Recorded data

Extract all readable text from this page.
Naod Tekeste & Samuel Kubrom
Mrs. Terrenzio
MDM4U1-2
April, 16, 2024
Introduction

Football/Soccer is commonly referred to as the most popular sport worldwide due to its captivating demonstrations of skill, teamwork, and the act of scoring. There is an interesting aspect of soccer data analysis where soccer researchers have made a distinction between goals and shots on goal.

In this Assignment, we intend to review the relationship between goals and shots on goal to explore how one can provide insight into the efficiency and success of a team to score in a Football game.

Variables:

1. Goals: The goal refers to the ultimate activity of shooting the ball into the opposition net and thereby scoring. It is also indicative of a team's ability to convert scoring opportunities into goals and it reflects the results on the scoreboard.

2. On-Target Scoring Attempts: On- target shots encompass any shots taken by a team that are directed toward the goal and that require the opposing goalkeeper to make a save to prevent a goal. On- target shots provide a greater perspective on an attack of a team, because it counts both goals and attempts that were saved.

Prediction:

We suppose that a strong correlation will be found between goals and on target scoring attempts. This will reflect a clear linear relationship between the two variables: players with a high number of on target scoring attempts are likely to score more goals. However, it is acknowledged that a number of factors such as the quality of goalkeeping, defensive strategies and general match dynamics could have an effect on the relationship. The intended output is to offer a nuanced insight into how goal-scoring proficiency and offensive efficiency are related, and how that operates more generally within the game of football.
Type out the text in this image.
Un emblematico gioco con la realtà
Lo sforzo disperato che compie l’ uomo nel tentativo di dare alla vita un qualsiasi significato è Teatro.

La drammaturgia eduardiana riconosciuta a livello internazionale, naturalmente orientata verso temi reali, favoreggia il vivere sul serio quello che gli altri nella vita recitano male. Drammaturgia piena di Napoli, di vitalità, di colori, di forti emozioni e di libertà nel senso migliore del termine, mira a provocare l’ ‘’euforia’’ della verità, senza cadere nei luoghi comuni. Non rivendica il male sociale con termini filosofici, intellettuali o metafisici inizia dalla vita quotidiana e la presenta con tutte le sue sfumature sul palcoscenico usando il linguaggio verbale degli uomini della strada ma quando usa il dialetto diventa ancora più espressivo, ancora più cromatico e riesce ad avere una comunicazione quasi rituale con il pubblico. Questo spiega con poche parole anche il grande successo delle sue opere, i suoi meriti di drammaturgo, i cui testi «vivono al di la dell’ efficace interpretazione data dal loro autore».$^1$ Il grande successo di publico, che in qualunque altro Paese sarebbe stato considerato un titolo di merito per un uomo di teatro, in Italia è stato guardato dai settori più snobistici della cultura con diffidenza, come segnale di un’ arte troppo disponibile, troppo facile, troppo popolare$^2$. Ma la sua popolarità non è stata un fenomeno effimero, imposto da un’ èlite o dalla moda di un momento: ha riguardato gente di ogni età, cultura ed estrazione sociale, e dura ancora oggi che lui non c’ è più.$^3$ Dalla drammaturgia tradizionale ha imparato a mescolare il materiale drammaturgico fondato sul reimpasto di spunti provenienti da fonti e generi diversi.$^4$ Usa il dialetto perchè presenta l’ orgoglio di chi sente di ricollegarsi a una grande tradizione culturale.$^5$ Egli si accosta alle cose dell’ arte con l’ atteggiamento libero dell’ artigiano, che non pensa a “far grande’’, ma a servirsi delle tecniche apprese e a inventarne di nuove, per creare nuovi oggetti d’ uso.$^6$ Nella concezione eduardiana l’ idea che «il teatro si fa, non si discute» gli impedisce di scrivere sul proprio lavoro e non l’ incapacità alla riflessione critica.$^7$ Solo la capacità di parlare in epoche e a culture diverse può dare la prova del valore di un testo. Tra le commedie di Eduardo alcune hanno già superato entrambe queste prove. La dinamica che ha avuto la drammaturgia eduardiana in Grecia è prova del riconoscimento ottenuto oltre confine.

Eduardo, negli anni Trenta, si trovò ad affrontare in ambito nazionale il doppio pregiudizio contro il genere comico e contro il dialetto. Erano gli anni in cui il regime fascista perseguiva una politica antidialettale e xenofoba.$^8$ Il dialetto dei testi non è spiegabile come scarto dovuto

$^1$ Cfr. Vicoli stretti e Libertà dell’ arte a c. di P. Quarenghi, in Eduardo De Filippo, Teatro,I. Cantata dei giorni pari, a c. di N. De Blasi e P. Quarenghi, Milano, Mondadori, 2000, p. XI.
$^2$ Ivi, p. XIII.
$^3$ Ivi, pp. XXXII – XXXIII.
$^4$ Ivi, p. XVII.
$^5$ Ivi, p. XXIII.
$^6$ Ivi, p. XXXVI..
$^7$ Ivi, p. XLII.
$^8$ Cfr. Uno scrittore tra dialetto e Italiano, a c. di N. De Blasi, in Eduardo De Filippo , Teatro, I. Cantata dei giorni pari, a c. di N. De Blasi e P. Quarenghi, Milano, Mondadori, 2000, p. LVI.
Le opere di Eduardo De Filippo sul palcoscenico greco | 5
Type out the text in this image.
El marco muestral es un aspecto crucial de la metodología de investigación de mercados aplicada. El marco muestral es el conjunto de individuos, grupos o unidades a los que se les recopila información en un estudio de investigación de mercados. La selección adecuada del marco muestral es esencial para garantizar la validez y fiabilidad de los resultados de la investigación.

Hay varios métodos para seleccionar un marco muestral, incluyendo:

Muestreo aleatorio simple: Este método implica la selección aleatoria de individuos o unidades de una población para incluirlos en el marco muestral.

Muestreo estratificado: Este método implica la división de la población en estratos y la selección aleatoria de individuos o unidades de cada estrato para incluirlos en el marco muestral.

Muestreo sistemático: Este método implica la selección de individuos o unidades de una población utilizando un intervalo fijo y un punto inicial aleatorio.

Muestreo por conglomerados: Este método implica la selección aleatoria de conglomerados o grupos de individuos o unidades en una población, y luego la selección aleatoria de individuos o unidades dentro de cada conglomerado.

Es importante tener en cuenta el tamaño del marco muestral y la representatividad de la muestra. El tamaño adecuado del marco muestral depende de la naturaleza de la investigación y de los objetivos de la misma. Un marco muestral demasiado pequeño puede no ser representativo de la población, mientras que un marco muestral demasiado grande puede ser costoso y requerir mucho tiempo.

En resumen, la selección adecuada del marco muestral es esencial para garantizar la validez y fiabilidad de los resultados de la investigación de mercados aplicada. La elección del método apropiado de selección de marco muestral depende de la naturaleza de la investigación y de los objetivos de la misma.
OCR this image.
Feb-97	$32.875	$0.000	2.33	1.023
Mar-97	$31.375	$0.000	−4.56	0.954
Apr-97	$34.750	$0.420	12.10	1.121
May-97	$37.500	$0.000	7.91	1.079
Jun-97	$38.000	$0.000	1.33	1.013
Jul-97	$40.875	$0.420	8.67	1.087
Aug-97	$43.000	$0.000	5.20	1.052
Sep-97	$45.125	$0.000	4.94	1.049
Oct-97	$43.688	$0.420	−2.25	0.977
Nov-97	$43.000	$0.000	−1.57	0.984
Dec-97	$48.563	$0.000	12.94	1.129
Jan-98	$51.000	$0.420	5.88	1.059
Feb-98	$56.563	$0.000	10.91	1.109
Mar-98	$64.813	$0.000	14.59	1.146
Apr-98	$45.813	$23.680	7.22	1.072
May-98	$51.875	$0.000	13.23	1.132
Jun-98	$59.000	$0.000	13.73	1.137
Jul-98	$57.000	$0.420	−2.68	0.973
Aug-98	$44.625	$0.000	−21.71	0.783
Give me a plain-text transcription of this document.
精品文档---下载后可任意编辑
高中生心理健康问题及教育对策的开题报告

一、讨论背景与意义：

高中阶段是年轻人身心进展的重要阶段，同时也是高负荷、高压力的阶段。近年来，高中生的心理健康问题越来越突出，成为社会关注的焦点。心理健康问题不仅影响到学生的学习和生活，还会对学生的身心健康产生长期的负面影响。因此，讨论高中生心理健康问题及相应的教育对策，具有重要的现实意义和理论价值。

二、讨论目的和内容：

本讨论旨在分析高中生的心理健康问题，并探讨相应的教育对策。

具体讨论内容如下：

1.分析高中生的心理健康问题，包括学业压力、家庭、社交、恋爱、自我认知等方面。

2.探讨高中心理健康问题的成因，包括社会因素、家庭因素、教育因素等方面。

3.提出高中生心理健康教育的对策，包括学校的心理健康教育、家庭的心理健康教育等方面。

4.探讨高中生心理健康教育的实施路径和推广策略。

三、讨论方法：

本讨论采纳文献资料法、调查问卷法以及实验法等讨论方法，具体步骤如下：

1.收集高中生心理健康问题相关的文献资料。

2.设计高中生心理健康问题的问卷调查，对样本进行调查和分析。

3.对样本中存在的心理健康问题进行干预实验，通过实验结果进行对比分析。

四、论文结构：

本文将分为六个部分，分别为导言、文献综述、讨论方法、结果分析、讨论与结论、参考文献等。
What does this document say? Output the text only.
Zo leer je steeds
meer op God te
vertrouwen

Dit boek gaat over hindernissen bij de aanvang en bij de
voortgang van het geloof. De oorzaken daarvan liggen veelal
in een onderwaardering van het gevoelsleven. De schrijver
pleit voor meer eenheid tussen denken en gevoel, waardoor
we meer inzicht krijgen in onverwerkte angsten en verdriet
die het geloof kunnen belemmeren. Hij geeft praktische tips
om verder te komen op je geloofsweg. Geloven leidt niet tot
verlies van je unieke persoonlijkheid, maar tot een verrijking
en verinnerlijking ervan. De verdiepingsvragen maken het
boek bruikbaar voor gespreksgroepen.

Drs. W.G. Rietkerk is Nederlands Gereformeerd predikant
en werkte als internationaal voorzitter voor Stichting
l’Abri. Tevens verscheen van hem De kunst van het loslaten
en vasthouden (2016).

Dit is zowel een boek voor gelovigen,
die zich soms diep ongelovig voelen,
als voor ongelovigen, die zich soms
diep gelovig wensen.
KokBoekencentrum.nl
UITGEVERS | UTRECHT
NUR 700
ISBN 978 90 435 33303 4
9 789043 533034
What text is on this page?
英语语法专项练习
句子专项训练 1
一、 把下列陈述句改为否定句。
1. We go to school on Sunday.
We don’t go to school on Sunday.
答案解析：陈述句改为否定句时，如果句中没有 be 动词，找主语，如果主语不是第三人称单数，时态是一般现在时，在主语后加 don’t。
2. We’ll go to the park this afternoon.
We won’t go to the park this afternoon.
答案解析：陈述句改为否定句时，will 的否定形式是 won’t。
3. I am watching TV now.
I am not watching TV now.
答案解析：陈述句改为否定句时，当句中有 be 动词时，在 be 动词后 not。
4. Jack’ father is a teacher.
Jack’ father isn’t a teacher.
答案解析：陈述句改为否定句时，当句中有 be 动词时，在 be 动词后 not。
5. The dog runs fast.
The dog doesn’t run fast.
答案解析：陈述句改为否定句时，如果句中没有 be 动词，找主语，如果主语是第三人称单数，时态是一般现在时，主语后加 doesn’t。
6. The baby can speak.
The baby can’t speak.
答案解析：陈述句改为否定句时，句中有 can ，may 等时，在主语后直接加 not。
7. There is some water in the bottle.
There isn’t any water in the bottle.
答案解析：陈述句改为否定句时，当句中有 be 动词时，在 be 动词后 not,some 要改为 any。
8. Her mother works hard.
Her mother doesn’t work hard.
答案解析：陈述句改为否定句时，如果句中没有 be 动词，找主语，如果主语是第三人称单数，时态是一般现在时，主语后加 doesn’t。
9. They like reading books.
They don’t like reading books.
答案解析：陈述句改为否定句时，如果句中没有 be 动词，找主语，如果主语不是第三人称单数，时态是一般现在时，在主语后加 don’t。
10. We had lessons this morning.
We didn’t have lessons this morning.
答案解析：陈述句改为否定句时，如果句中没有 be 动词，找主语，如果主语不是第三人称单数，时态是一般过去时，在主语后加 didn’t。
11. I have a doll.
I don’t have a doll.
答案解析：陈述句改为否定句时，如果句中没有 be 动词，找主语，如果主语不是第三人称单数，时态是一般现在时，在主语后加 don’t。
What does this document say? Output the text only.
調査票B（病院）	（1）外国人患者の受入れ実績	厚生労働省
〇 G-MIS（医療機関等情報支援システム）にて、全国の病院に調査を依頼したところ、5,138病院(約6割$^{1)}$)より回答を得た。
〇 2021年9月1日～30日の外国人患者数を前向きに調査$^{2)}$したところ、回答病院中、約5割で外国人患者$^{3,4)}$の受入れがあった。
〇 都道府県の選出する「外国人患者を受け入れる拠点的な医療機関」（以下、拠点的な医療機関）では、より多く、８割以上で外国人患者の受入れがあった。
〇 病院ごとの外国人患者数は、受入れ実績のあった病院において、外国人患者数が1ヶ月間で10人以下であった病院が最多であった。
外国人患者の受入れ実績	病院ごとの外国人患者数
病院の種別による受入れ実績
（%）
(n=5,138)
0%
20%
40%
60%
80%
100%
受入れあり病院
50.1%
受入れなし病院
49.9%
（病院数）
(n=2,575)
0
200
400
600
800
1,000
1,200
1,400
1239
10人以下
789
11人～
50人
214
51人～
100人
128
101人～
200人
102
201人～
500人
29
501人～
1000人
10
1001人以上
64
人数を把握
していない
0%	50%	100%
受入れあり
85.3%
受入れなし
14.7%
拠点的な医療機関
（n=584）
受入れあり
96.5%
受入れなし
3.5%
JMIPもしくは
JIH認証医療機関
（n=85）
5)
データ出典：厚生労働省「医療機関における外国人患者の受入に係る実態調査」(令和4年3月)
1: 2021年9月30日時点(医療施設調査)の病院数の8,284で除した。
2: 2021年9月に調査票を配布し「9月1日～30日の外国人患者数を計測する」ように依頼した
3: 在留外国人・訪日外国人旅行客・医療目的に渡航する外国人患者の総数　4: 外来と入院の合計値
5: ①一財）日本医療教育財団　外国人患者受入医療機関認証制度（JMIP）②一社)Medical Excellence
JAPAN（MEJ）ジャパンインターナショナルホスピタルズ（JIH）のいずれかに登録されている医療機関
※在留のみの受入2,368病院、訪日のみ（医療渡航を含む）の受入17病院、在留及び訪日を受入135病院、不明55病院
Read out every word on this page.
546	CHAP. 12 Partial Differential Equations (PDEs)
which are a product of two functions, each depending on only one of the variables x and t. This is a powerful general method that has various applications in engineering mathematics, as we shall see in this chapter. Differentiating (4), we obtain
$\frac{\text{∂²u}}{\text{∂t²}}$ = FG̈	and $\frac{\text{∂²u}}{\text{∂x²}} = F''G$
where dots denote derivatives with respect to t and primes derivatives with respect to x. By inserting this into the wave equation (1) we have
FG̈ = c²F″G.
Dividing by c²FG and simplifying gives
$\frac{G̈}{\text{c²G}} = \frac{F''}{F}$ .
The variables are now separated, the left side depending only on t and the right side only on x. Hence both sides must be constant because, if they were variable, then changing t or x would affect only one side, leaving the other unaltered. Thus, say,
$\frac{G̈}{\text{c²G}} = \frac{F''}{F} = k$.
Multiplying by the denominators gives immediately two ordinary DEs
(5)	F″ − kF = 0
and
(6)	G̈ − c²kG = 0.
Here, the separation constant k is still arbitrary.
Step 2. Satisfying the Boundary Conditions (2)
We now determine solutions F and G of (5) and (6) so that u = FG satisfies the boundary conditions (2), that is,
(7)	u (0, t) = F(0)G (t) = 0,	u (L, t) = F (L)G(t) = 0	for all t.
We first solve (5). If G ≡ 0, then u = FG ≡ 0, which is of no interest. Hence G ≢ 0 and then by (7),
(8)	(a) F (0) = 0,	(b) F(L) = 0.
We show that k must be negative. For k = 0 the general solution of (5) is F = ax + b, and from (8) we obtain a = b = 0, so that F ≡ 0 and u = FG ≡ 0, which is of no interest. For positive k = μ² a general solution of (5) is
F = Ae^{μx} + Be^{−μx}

*To do*
Copy out each line of the listing that holds "didn".

*The result*
We didn’t have lessons this morning.
答案解析：陈述句改为否定句时，如果句中没有 be 动词，找主语，如果主语不是第三人称单数，时态是一般过去时，在主语后加 didn’t。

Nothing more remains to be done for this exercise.